Stored items from a collection
::::
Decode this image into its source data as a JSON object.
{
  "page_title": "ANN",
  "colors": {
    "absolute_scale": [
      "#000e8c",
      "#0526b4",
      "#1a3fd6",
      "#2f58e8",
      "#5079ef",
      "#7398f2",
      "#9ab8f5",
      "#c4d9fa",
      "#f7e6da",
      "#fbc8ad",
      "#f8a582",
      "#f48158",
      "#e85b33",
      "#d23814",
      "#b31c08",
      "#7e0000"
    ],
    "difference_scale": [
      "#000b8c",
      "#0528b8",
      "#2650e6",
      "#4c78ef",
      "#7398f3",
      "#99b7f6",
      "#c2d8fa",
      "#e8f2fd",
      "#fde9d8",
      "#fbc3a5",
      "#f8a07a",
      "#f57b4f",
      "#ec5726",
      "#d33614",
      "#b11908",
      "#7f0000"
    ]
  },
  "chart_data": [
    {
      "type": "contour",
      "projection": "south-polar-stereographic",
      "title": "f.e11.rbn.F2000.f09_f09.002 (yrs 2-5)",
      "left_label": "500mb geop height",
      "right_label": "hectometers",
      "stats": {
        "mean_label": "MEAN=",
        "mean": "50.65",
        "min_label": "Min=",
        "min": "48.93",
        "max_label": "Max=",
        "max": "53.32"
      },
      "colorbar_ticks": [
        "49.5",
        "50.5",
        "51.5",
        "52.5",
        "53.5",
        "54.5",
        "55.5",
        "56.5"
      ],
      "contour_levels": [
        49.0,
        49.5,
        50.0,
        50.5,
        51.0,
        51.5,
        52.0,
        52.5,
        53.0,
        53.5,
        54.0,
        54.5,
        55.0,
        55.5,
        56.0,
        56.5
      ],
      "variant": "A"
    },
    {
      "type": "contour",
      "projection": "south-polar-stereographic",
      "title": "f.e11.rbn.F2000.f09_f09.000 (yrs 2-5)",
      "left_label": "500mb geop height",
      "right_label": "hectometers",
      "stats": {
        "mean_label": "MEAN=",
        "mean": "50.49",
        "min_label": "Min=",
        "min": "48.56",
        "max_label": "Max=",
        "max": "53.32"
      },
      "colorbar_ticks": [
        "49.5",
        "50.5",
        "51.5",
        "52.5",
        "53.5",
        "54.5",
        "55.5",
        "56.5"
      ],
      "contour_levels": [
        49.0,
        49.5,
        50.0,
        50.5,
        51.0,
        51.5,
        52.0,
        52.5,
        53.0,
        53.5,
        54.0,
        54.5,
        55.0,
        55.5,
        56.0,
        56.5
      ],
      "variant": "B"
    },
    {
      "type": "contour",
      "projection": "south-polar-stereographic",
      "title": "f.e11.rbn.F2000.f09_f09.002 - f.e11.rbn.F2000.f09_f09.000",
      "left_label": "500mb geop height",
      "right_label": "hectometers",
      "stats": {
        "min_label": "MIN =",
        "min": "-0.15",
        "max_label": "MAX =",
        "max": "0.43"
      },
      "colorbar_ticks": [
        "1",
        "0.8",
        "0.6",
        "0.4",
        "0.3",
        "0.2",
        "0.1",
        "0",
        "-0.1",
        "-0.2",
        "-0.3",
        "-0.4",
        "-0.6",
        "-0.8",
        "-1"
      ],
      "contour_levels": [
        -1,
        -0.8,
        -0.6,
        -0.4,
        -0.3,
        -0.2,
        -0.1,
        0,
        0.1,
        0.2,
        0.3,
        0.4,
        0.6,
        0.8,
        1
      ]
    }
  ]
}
::::
§ Instructions for the task
Write every record out again, unaltered.

§ Result below
Decode this image into its source data as a JSON object.
{
  "page_title": "ANN",
  "colors": {
    "absolute_scale": [
      "#000e8c",
      "#0526b4",
      "#1a3fd6",
      "#2f58e8",
      "#5079ef",
      "#7398f2",
      "#9ab8f5",
      "#c4d9fa",
      "#f7e6da",
      "#fbc8ad",
      "#f8a582",
      "#f48158",
      "#e85b33",
      "#d23814",
      "#b31c08",
      "#7e0000"
    ],
    "difference_scale": [
      "#000b8c",
      "#0528b8",
      "#2650e6",
      "#4c78ef",
      "#7398f3",
      "#99b7f6",
      "#c2d8fa",
      "#e8f2fd",
      "#fde9d8",
      "#fbc3a5",
      "#f8a07a",
      "#f57b4f",
      "#ec5726",
      "#d33614",
      "#b11908",
      "#7f0000"
    ]
  },
  "chart_data": [
    {
      "type": "contour",
      "projection": "south-polar-stereographic",
      "title": "f.e11.rbn.F2000.f09_f09.002 (yrs 2-5)",
      "left_label": "500mb geop height",
      "right_label": "hectometers",
      "stats": {
        "mean_label": "MEAN=",
        "mean": "50.65",
        "min_label": "Min=",
        "min": "48.93",
        "max_label": "Max=",
        "max": "53.32"
      },
      "colorbar_ticks": [
        "49.5",
        "50.5",
        "51.5",
        "52.5",
        "53.5",
        "54.5",
        "55.5",
        "56.5"
      ],
      "contour_levels": [
        49.0,
        49.5,
        50.0,
        50.5,
        51.0,
        51.5,
        52.0,
        52.5,
        53.0,
        53.5,
        54.0,
        54.5,
        55.0,
        55.5,
        56.0,
        56.5
      ],
      "variant": "A"
    },
    {
      "type": "contour",
      "projection": "south-polar-stereographic",
      "title": "f.e11.rbn.F2000.f09_f09.000 (yrs 2-5)",
      "left_label": "500mb geop height",
      "right_label": "hectometers",
      "stats": {
        "mean_label": "MEAN=",
        "mean": "50.49",
        "min_label": "Min=",
        "min": "48.56",
        "max_label": "Max=",
        "max": "53.32"
      },
      "colorbar_ticks": [
        "49.5",
        "50.5",
        "51.5",
        "52.5",
        "53.5",
        "54.5",
        "55.5",
        "56.5"
      ],
      "contour_levels": [
        49.0,
        49.5,
        50.0,
        50.5,
        51.0,
        51.5,
        52.0,
        52.5,
        53.0,
        53.5,
        54.0,
        54.5,
        55.0,
        55.5,
        56.0,
        56.5
      ],
      "variant": "B"
    },
    {
      "type": "contour",
      "projection": "south-polar-stereographic",
      "title": "f.e11.rbn.F2000.f09_f09.002 - f.e11.rbn.F2000.f09_f09.000",
      "left_label": "500mb geop height",
      "right_label": "hectometers",
      "stats": {
        "min_label": "MIN =",
        "min": "-0.15",
        "max_label": "MAX =",
        "max": "0.43"
      },
      "colorbar_ticks": [
        "1",
        "0.8",
        "0.6",
        "0.4",
        "0.3",
        "0.2",
        "0.1",
        "0",
        "-0.1",
        "-0.2",
        "-0.3",
        "-0.4",
        "-0.6",
        "-0.8",
        "-1"
      ],
      "contour_levels": [
        -1,
        -0.8,
        -0.6,
        -0.4,
        -0.3,
        -0.2,
        -0.1,
        0,
        0.1,
        0.2,
        0.3,
        0.4,
        0.6,
        0.8,
        1
      ]
    }
  ]
}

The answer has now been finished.